Output the entries below exactly as written, omitting pictures.

Data listing:
*-*-*

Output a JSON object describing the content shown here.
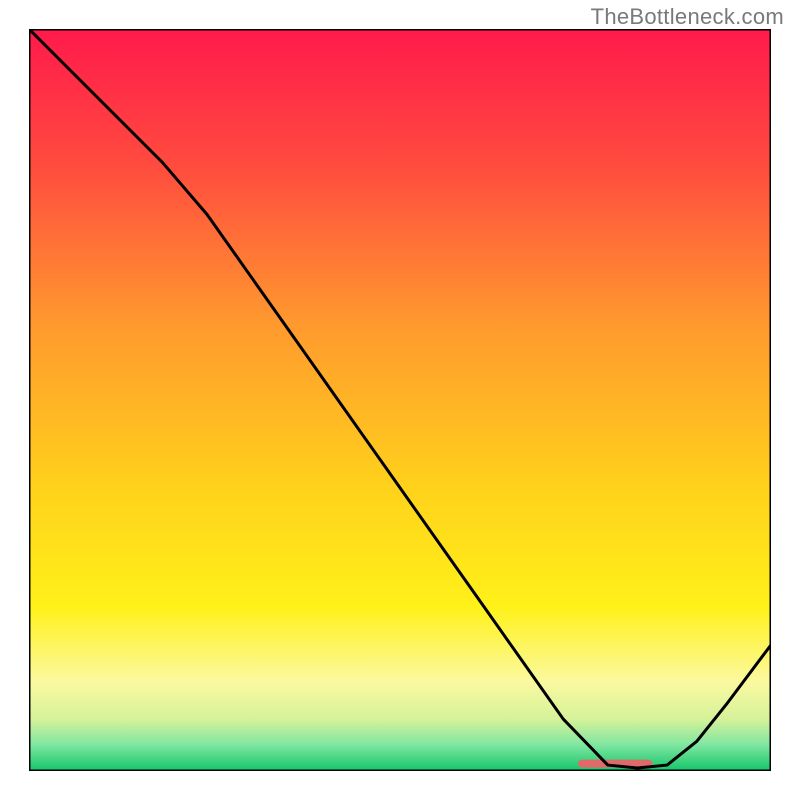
{
  "attribution": "TheBottleneck.com",
  "chart_data": {
    "type": "line",
    "title": "",
    "xlabel": "",
    "ylabel": "",
    "xlim": [
      0,
      100
    ],
    "ylim": [
      0,
      100
    ],
    "series": [
      {
        "name": "curve",
        "x": [
          0,
          6,
          12,
          18,
          24,
          30,
          36,
          42,
          48,
          54,
          60,
          66,
          72,
          78,
          82,
          86,
          90,
          94,
          100
        ],
        "y": [
          100,
          94,
          88,
          82,
          75,
          66.5,
          58,
          49.5,
          41,
          32.5,
          24,
          15.5,
          7,
          0.8,
          0.4,
          0.8,
          4,
          9,
          17
        ]
      }
    ],
    "marker_band": {
      "x_start": 74,
      "x_end": 84,
      "y": 1.0
    },
    "gradient_stops": [
      {
        "offset": 0.0,
        "color": "#ff1a4b"
      },
      {
        "offset": 0.18,
        "color": "#ff4a3f"
      },
      {
        "offset": 0.4,
        "color": "#ff9a2e"
      },
      {
        "offset": 0.62,
        "color": "#ffd21b"
      },
      {
        "offset": 0.78,
        "color": "#fff11a"
      },
      {
        "offset": 0.88,
        "color": "#fbf9a0"
      },
      {
        "offset": 0.93,
        "color": "#d6f29a"
      },
      {
        "offset": 0.965,
        "color": "#7fe6a0"
      },
      {
        "offset": 1.0,
        "color": "#13c56a"
      }
    ],
    "legend": null,
    "grid": false
  }
}
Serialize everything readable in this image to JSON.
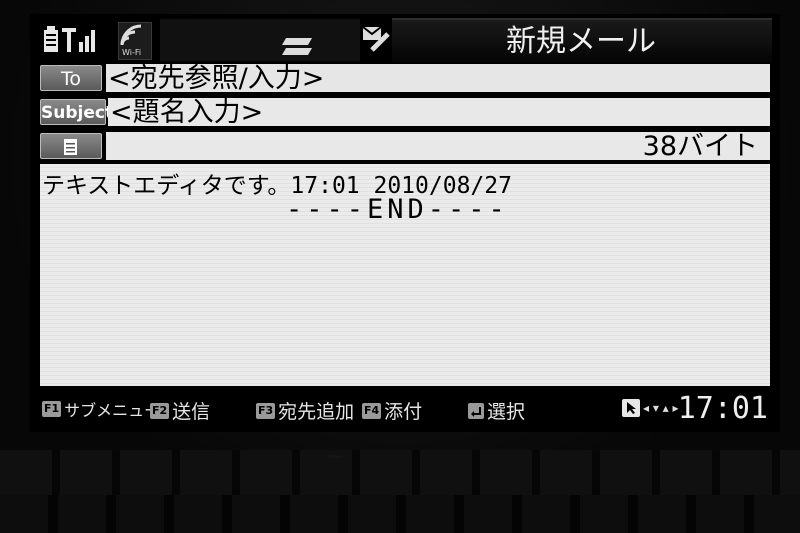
{
  "status_bar": {
    "wifi_label": "Wi-Fi",
    "title": "新規メール"
  },
  "header": {
    "to_button": "To",
    "to_value": "<宛先参照/入力>",
    "subject_button": "Subject",
    "subject_value": "<題名入力>",
    "size_value": "38バイト"
  },
  "body": {
    "line1": "テキストエディタです。17:01 2010/08/27",
    "end_marker": "----END----"
  },
  "function_bar": {
    "f1_key": "F1",
    "f1_label": "サブメニュー",
    "f2_key": "F2",
    "f2_label": "送信",
    "f3_key": "F3",
    "f3_label": "宛先追加",
    "f4_key": "F4",
    "f4_label": "添付",
    "enter_label": "選択",
    "clock": "17:01"
  },
  "colors": {
    "screen_bg": "#000000",
    "field_bg": "#e6e6e6",
    "button_bg": "#7a7a7a",
    "text_light": "#e6e6e6"
  },
  "icons": [
    "battery-icon",
    "signal-icon",
    "wifi-icon",
    "layers-icon",
    "mail-edit-icon",
    "memo-icon",
    "enter-icon",
    "cursor-icon"
  ]
}
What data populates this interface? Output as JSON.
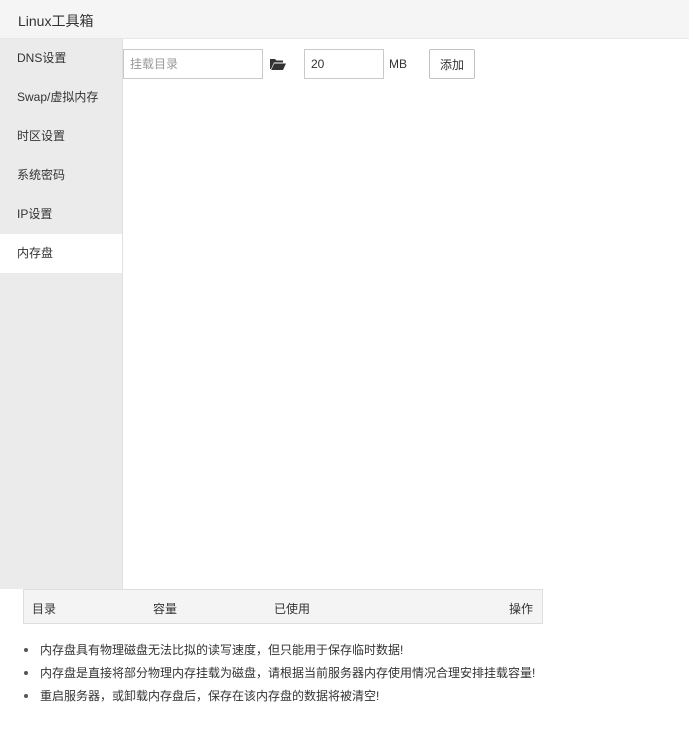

*-*-*

Complete output:
Output a JSON object describing the content shown here.
{
  "attribution": "TheBottleneck.com",
  "chart_data": {
    "type": "line",
    "title": "",
    "xlabel": "",
    "ylabel": "",
    "xlim": [
      0,
      100
    ],
    "ylim": [
      0,
      100
    ],
    "series": [
      {
        "name": "curve",
        "x": [
          0,
          6,
          12,
          18,
          24,
          30,
          36,
          42,
          48,
          54,
          60,
          66,
          72,
          78,
          82,
          86,
          90,
          94,
          100
        ],
        "y": [
          100,
          94,
          88,
          82,
          75,
          66.5,
          58,
          49.5,
          41,
          32.5,
          24,
          15.5,
          7,
          0.8,
          0.4,
          0.8,
          4,
          9,
          17
        ]
      }
    ],
    "marker_band": {
      "x_start": 74,
      "x_end": 84,
      "y": 1.0
    },
    "gradient_stops": [
      {
        "offset": 0.0,
        "color": "#ff1a4b"
      },
      {
        "offset": 0.18,
        "color": "#ff4a3f"
      },
      {
        "offset": 0.4,
        "color": "#ff9a2e"
      },
      {
        "offset": 0.62,
        "color": "#ffd21b"
      },
      {
        "offset": 0.78,
        "color": "#fff11a"
      },
      {
        "offset": 0.88,
        "color": "#fbf9a0"
      },
      {
        "offset": 0.93,
        "color": "#d6f29a"
      },
      {
        "offset": 0.965,
        "color": "#7fe6a0"
      },
      {
        "offset": 1.0,
        "color": "#13c56a"
      }
    ],
    "legend": null,
    "grid": false
  }
}
Serialize everything readable in this image to JSON.
{
  "status_bar": {
    "wifi_label": "Wi-Fi",
    "title": "新規メール"
  },
  "header": {
    "to_button": "To",
    "to_value": "<宛先参照/入力>",
    "subject_button": "Subject",
    "subject_value": "<題名入力>",
    "size_value": "38バイト"
  },
  "body": {
    "line1": "テキストエディタです。17:01 2010/08/27",
    "end_marker": "----END----"
  },
  "function_bar": {
    "f1_key": "F1",
    "f1_label": "サブメニュー",
    "f2_key": "F2",
    "f2_label": "送信",
    "f3_key": "F3",
    "f3_label": "宛先追加",
    "f4_key": "F4",
    "f4_label": "添付",
    "enter_label": "選択",
    "clock": "17:01"
  },
  "colors": {
    "screen_bg": "#000000",
    "field_bg": "#e6e6e6",
    "button_bg": "#7a7a7a",
    "text_light": "#e6e6e6"
  },
  "icons": [
    "battery-icon",
    "signal-icon",
    "wifi-icon",
    "layers-icon",
    "mail-edit-icon",
    "memo-icon",
    "enter-icon",
    "cursor-icon"
  ]
}
What data populates this interface? Output as JSON.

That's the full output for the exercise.